*Given task*: Count the lines in the listing that contain the string "argv". Give only the number.
— start of Data supplied —
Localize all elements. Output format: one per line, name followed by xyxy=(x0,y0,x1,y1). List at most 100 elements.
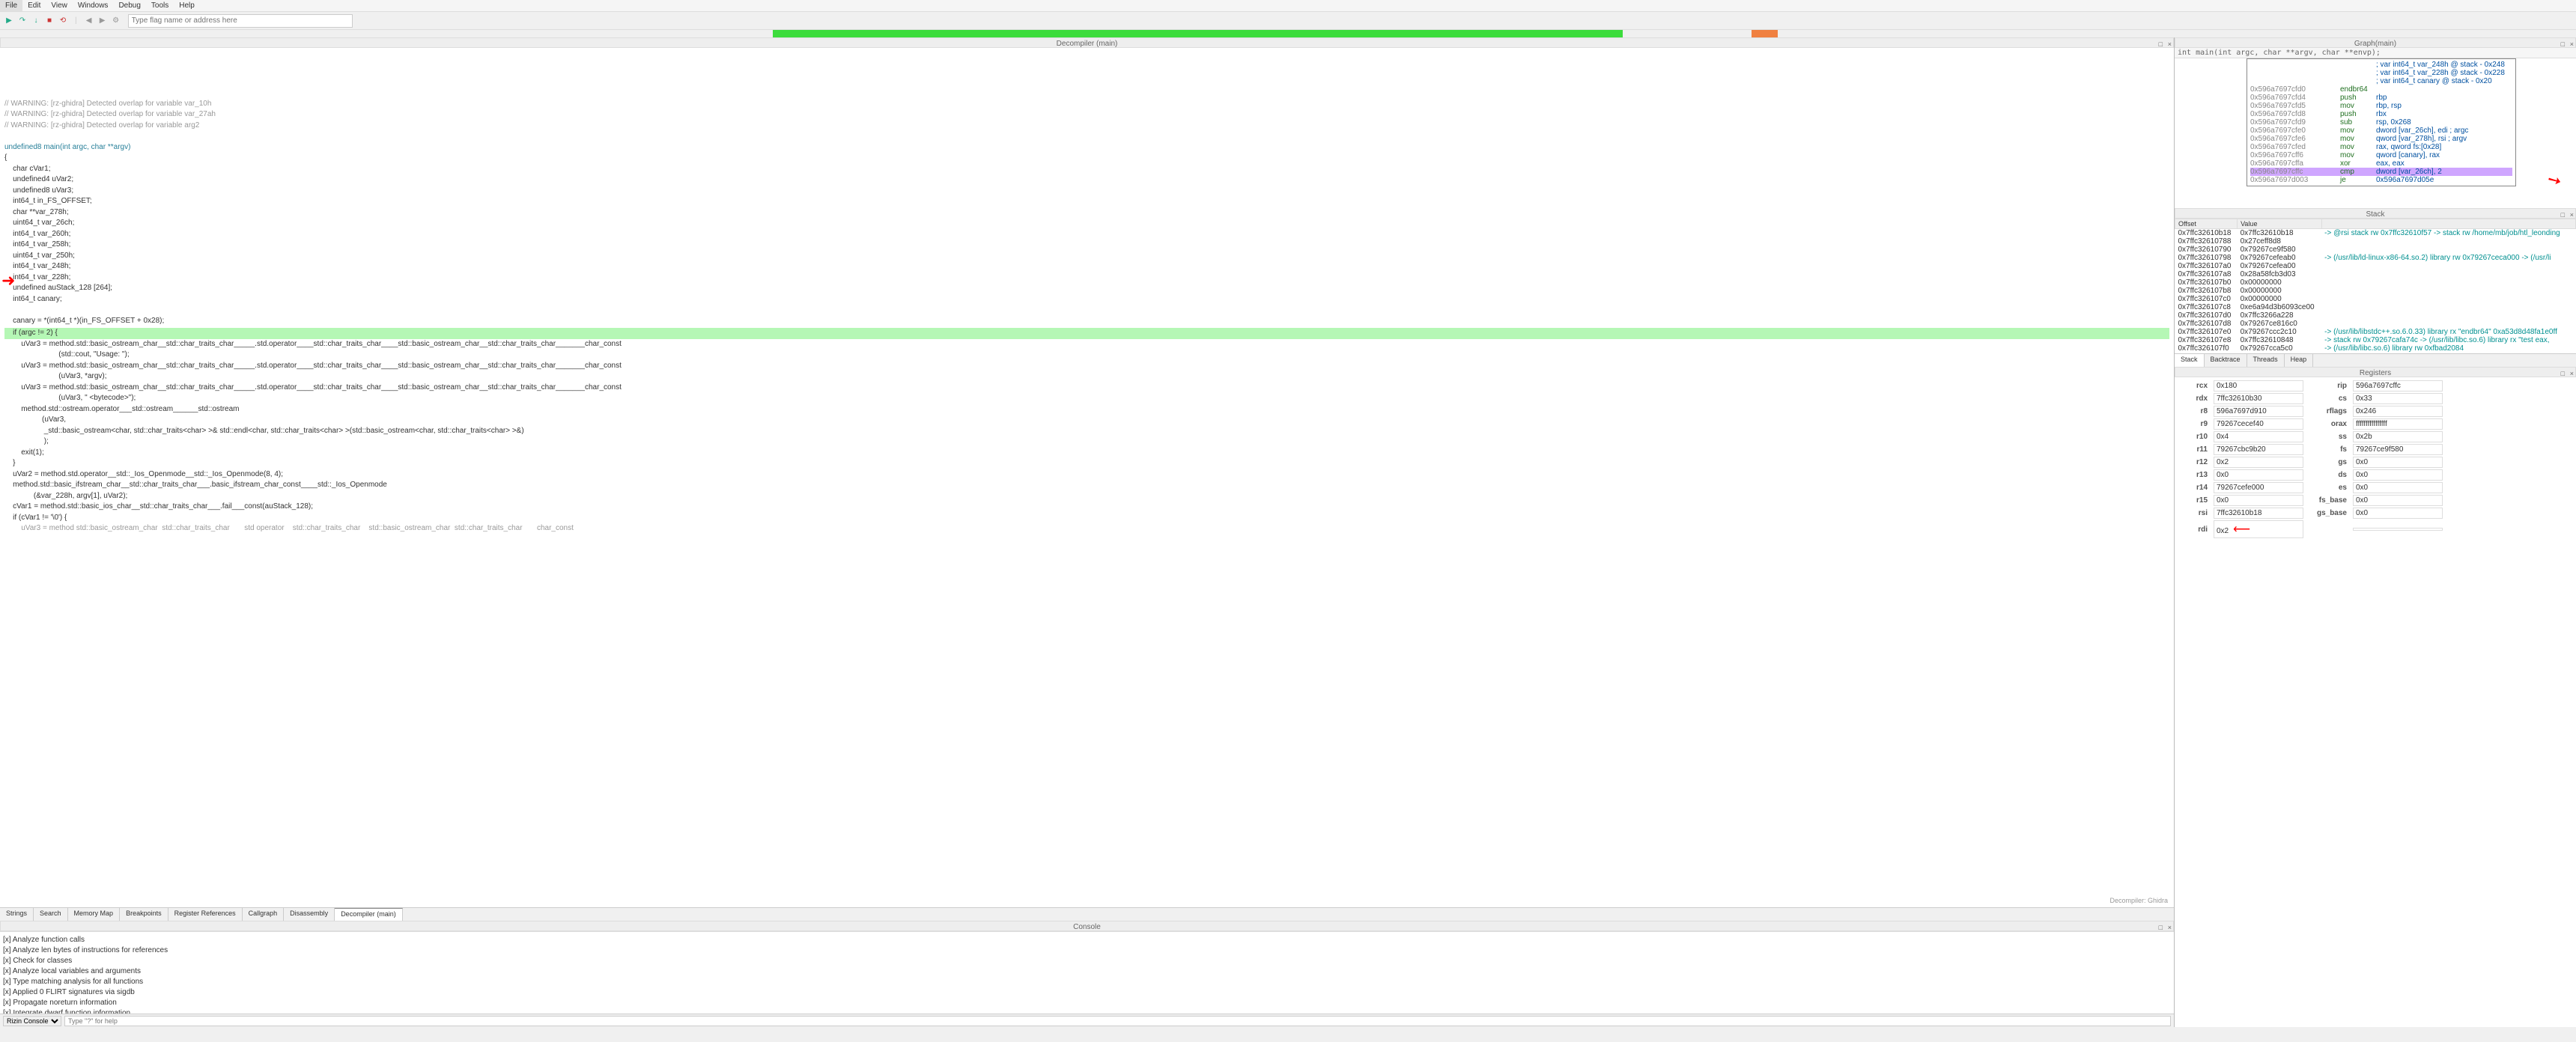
tab-disassembly[interactable]: Disassembly xyxy=(284,908,335,921)
stack-row[interactable]: 0x7ffc326107b00x00000000 xyxy=(2175,278,2576,287)
registers-view[interactable]: rcx0x180rip596a7697cffcrdx7ffc32610b30cs… xyxy=(2175,377,2576,1027)
code-line[interactable]: if (argc != 2) { xyxy=(4,328,2169,339)
asm-line[interactable]: 0x596a7697cfd0endbr64 xyxy=(2250,85,2512,94)
asm-line[interactable]: ; var int64_t var_248h @ stack - 0x248 xyxy=(2250,61,2512,69)
stack-row[interactable]: 0x7ffc326107e00x79267ccc2c10-> (/usr/lib… xyxy=(2175,328,2576,336)
code-line[interactable]: (std::cout, "Usage: "); xyxy=(4,350,2169,361)
code-line[interactable]: uVar3 = method std::basic_ostream_char s… xyxy=(4,523,2169,534)
register-value[interactable]: 7ffc32610b30 xyxy=(2214,393,2303,404)
tab-breakpoints[interactable]: Breakpoints xyxy=(120,908,168,921)
stack-header[interactable]: Value xyxy=(2238,219,2322,229)
code-line[interactable]: undefined8 uVar3; xyxy=(4,186,2169,197)
close-icon[interactable]: × xyxy=(2168,922,2172,933)
debug-tab-backtrace[interactable]: Backtrace xyxy=(2205,354,2247,367)
code-line[interactable]: (&var_228h, argv[1], uVar2); xyxy=(4,491,2169,502)
maximize-icon[interactable]: □ xyxy=(2561,210,2565,220)
register-value[interactable]: 79267cefe000 xyxy=(2214,482,2303,493)
register-value[interactable]: 0x2⟵ xyxy=(2214,520,2303,538)
code-line[interactable]: if (cVar1 != '\0') { xyxy=(4,513,2169,524)
bottom-tabstrip[interactable]: StringsSearchMemory MapBreakpointsRegist… xyxy=(0,907,2174,921)
register-value[interactable]: 0x0 xyxy=(2214,495,2303,506)
code-line[interactable]: (uVar3, *argv); xyxy=(4,371,2169,383)
gear-icon[interactable]: ⚙ xyxy=(110,15,122,27)
stack-row[interactable]: 0x7ffc326107b80x00000000 xyxy=(2175,287,2576,295)
console-selector[interactable]: Rizin Console xyxy=(3,1016,61,1026)
code-line[interactable]: char cVar1; xyxy=(4,164,2169,175)
console-input[interactable] xyxy=(64,1016,2171,1026)
stack-row[interactable]: 0x7ffc326107d00x7ffc3266a228 xyxy=(2175,311,2576,320)
tab-register-references[interactable]: Register References xyxy=(168,908,243,921)
code-line[interactable]: (uVar3, " <bytecode>"); xyxy=(4,393,2169,404)
restart-icon[interactable]: ⟲ xyxy=(57,15,69,27)
stack-row[interactable]: 0x7ffc326107c00x00000000 xyxy=(2175,295,2576,303)
register-value[interactable]: 0x33 xyxy=(2353,393,2443,404)
code-line[interactable]: _std::basic_ostream<char, std::char_trai… xyxy=(4,426,2169,437)
asm-line[interactable]: 0x596a7697cff6movqword [canary], rax xyxy=(2250,151,2512,159)
menu-windows[interactable]: Windows xyxy=(73,0,114,11)
asm-line[interactable]: 0x596a7697cfd4pushrbp xyxy=(2250,94,2512,102)
code-line[interactable]: method.std::basic_ifstream_char__std::ch… xyxy=(4,480,2169,491)
asm-line[interactable]: ; var int64_t canary @ stack - 0x20 xyxy=(2250,77,2512,85)
code-line[interactable]: } xyxy=(4,458,2169,469)
register-value[interactable]: 0x0 xyxy=(2353,508,2443,519)
register-value[interactable]: 0x2b xyxy=(2353,431,2443,442)
code-line[interactable]: undefined8 main(int argc, char **argv) xyxy=(4,142,2169,153)
code-line[interactable]: int64_t in_FS_OFFSET; xyxy=(4,196,2169,207)
register-value[interactable]: 0x180 xyxy=(2214,380,2303,391)
asm-line[interactable]: 0x596a7697cfd9subrsp, 0x268 xyxy=(2250,118,2512,127)
code-line[interactable]: int64_t var_228h; xyxy=(4,272,2169,284)
asm-line[interactable]: 0x596a7697cfe6movqword [var_278h], rsi ;… xyxy=(2250,135,2512,143)
tab-decompiler-main-[interactable]: Decompiler (main) xyxy=(335,908,403,921)
menu-help[interactable]: Help xyxy=(174,0,200,11)
register-value[interactable]: 0x0 xyxy=(2353,469,2443,481)
code-line[interactable]: int64_t var_258h; xyxy=(4,240,2169,251)
menu-file[interactable]: File xyxy=(0,0,22,11)
code-line[interactable]: undefined auStack_128 [264]; xyxy=(4,283,2169,294)
stack-row[interactable]: 0x7ffc326107880x27ceff8d8 xyxy=(2175,237,2576,246)
register-value[interactable]: 0x246 xyxy=(2353,406,2443,417)
code-line[interactable] xyxy=(4,305,2169,316)
console-output[interactable]: [x] Analyze function calls[x] Analyze le… xyxy=(0,931,2174,1014)
register-value[interactable]: 596a7697d910 xyxy=(2214,406,2303,417)
menu-tools[interactable]: Tools xyxy=(146,0,174,11)
register-value[interactable]: 0x0 xyxy=(2353,495,2443,506)
code-line[interactable]: // WARNING: [rz-ghidra] Detected overlap… xyxy=(4,109,2169,121)
code-line[interactable]: canary = *(int64_t *)(in_FS_OFFSET + 0x2… xyxy=(4,316,2169,327)
debug-tab-threads[interactable]: Threads xyxy=(2247,354,2285,367)
register-value[interactable]: 596a7697cffc xyxy=(2353,380,2443,391)
code-line[interactable]: ); xyxy=(4,436,2169,448)
stack-header[interactable]: Offset xyxy=(2175,219,2238,229)
asm-line[interactable]: 0x596a7697cffaxoreax, eax xyxy=(2250,159,2512,168)
code-line[interactable]: method.std::ostream.operator___std::ostr… xyxy=(4,404,2169,415)
menu-debug[interactable]: Debug xyxy=(113,0,145,11)
code-line[interactable]: uVar2 = method.std.operator__std::_Ios_O… xyxy=(4,469,2169,481)
code-line[interactable]: cVar1 = method.std::basic_ios_char__std:… xyxy=(4,502,2169,513)
stack-row[interactable]: 0x7ffc326107a00x79267cefea00 xyxy=(2175,262,2576,270)
close-icon[interactable]: × xyxy=(2570,210,2574,220)
register-value[interactable]: 7ffc32610b18 xyxy=(2214,508,2303,519)
code-line[interactable]: int64_t canary; xyxy=(4,294,2169,305)
code-line[interactable]: { xyxy=(4,153,2169,164)
asm-line[interactable]: ; var int64_t var_228h @ stack - 0x228 xyxy=(2250,69,2512,77)
code-line[interactable]: exit(1); xyxy=(4,448,2169,459)
register-value[interactable]: 79267cbc9b20 xyxy=(2214,444,2303,455)
asm-line[interactable]: 0x596a7697cffccmpdword [var_26ch], 2 xyxy=(2250,168,2512,176)
register-value[interactable]: 0x0 xyxy=(2353,457,2443,468)
stack-view[interactable]: OffsetValue0x7ffc32610b180x7ffc32610b18-… xyxy=(2175,219,2576,353)
step-into-icon[interactable]: ↓ xyxy=(30,15,42,27)
register-value[interactable]: 0x2 xyxy=(2214,457,2303,468)
step-over-icon[interactable]: ↷ xyxy=(16,15,28,27)
code-line[interactable] xyxy=(4,131,2169,142)
asm-line[interactable]: 0x596a7697cfd8pushrbx xyxy=(2250,110,2512,118)
maximize-icon[interactable]: □ xyxy=(2561,368,2565,379)
close-icon[interactable]: × xyxy=(2570,368,2574,379)
debug-tab-stack[interactable]: Stack xyxy=(2175,354,2205,367)
menu-edit[interactable]: Edit xyxy=(22,0,46,11)
asm-line[interactable]: 0x596a7697d003je0x596a7697d05e xyxy=(2250,176,2512,184)
tab-search[interactable]: Search xyxy=(34,908,68,921)
graph-view[interactable]: ; var int64_t var_248h @ stack - 0x248; … xyxy=(2175,58,2576,208)
stack-row[interactable]: 0x7ffc326107980x79267cefeab0-> (/usr/lib… xyxy=(2175,254,2576,262)
tab-strings[interactable]: Strings xyxy=(0,908,34,921)
asm-line[interactable]: 0x596a7697cfedmovrax, qword fs:[0x28] xyxy=(2250,143,2512,151)
menu-bar[interactable]: FileEditViewWindowsDebugToolsHelp xyxy=(0,0,2576,12)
— end of Data supplied —
*The output*: 3